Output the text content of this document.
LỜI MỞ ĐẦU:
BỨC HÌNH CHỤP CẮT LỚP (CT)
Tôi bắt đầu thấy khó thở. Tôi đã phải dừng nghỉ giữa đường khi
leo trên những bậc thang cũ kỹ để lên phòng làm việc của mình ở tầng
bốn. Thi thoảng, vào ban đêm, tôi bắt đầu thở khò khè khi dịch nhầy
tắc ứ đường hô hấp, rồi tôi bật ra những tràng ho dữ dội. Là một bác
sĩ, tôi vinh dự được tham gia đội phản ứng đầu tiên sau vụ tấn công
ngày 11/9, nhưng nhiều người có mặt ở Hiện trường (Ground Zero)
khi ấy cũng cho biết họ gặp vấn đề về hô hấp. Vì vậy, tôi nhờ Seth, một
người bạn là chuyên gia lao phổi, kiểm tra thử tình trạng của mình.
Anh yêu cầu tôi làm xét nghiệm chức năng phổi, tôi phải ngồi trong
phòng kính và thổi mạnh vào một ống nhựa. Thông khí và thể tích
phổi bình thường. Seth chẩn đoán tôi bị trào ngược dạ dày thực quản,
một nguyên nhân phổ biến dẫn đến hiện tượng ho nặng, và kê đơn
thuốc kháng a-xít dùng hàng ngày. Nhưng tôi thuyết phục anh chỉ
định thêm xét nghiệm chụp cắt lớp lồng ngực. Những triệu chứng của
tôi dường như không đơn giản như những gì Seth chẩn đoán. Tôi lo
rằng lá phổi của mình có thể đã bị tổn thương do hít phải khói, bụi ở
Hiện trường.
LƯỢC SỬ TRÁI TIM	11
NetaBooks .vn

========================================

### GIVEN INSTRUCTION
In the entries above, some lines may contain the string "ngày"; report how many, without additional comment.

### RESULT BELOW
2